◆ PROBLEM TO WORK ON:
Go through the records and extract every line with the word "SHOCK".

Data records:

+ + + + + + +

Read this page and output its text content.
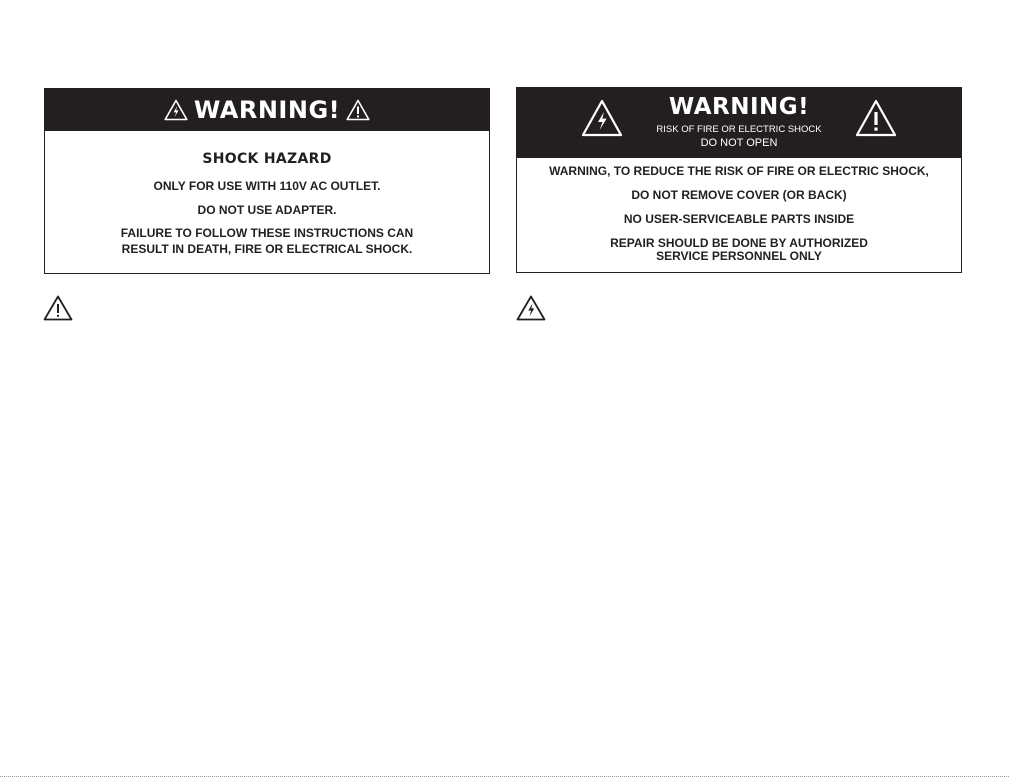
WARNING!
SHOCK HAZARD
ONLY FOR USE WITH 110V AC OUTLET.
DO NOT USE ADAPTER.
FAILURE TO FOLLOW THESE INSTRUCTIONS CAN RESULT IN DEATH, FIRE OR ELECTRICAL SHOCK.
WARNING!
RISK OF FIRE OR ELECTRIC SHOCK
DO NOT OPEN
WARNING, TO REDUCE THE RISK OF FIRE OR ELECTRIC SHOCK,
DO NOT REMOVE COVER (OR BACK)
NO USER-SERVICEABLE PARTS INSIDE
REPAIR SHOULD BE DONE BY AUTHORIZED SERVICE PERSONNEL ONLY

+ + + + + + +

◆ FINISHED ANSWER:
SHOCK HAZARD
FAILURE TO FOLLOW THESE INSTRUCTIONS CAN RESULT IN DEATH, FIRE OR ELECTRICAL SHOCK.
RISK OF FIRE OR ELECTRIC SHOCK
WARNING, TO REDUCE THE RISK OF FIRE OR ELECTRIC SHOCK,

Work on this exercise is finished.